───── Exercise material ─────

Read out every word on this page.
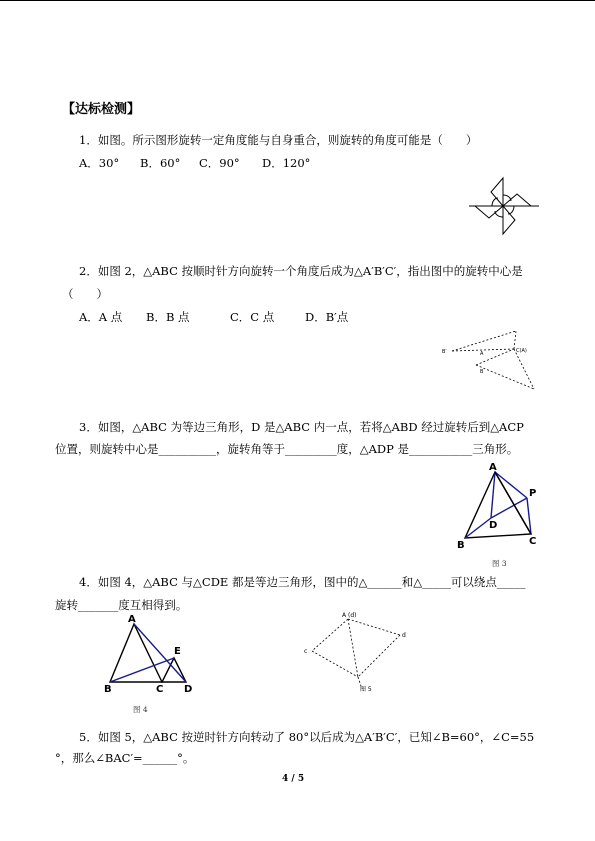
【达标检测】
1．如图。所示图形旋转一定角度能与自身重合，则旋转的角度可能是（　　）
A．30° B．60° C．90° D．120°
2．如图 2，△ABC 按顺时针方向旋转一个角度后成为△A′B′C′，指出图中的旋转中心是
（　　）
A．A 点 B．B 点	C．C 点	D．B′点
B′	A	C(A)
B
3．如图，△ABC 为等边三角形，D 是△ABC 内一点，若将△ABD 经过旋转后到△ACP
位置，则旋转中心是__________，旋转角等于_________度，△ADP 是___________三角形。
A
B	C
D
P
图 3
4．如图 4，△ABC 与△CDE 都是等边三角形，图中的△______和△_____可以绕点_____
旋转_______度互相得到。
A
B	C D
E
图 4
A (d)
c
d
图 5
5．如图 5，△ABC 按逆时针方向转动了 80°以后成为△A′B′C′，已知∠B=60°，∠C=55
°，那么∠BAC′=______°。
4 / 5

─────

- What to work on -
The material above must be printed exactly, with its pictures left out.

- The answer -
Read out every word on this page.
【达标检测】
1．如图。所示图形旋转一定角度能与自身重合，则旋转的角度可能是（　　）
A．30° B．60° C．90° D．120°
2．如图 2，△ABC 按顺时针方向旋转一个角度后成为△A′B′C′，指出图中的旋转中心是
（　　）
A．A 点 B．B 点	C．C 点	D．B′点
B′	A	C(A)
B
3．如图，△ABC 为等边三角形，D 是△ABC 内一点，若将△ABD 经过旋转后到△ACP
位置，则旋转中心是__________，旋转角等于_________度，△ADP 是___________三角形。
A
B	C
D
P
图 3
4．如图 4，△ABC 与△CDE 都是等边三角形，图中的△______和△_____可以绕点_____
旋转_______度互相得到。
A
B	C D
E
图 4
A (d)
c
d
图 5
5．如图 5，△ABC 按逆时针方向转动了 80°以后成为△A′B′C′，已知∠B=60°，∠C=55
°，那么∠BAC′=______°。
4 / 5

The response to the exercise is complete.